▶ **RAW RECORDS**:
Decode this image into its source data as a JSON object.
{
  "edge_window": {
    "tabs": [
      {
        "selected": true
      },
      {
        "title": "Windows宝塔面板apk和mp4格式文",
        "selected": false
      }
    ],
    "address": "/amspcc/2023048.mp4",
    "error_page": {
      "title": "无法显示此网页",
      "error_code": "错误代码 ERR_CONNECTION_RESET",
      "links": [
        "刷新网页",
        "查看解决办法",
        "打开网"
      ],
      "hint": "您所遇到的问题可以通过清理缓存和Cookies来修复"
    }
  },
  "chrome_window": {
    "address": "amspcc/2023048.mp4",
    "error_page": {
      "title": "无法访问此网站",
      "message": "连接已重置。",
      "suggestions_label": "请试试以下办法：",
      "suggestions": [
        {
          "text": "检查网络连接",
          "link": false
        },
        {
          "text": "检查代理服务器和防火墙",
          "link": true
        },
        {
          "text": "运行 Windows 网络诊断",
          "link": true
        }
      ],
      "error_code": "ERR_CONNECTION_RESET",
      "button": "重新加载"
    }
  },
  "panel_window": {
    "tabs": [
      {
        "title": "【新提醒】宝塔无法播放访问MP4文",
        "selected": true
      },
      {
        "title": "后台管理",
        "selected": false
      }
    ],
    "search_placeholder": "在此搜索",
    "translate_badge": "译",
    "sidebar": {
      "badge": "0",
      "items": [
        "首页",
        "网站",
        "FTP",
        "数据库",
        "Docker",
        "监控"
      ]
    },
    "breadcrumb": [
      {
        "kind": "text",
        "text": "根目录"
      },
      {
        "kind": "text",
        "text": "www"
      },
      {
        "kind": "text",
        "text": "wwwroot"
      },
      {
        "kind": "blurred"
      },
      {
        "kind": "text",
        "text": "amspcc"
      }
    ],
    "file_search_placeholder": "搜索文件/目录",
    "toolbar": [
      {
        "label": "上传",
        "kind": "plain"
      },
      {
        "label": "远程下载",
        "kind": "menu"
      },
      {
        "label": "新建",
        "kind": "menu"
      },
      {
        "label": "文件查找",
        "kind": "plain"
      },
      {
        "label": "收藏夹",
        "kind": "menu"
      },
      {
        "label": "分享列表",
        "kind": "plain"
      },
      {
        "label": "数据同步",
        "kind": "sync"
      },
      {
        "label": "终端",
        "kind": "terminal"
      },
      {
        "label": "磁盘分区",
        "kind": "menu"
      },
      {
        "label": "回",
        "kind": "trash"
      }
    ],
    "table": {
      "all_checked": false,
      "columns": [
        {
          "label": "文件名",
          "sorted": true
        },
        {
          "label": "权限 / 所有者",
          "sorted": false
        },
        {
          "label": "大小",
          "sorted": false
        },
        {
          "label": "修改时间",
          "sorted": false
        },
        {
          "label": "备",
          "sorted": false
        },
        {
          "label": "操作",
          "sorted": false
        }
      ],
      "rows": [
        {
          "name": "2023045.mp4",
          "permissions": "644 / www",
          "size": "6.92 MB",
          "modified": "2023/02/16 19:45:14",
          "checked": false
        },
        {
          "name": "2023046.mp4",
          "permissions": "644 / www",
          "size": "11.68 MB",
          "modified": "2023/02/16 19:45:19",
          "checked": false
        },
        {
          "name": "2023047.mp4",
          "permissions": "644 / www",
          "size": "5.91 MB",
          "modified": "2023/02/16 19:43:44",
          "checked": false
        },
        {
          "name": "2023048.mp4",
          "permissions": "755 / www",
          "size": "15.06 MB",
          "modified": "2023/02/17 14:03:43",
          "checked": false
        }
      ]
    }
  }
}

▶ **WHAT IS EXPECTED**: Extract all lines from the material above that include the word "name".

▶ **THE COMPLETED TASK**:
          "name": "2023045.mp4",
          "name": "2023046.mp4",
          "name": "2023047.mp4",
          "name": "2023048.mp4",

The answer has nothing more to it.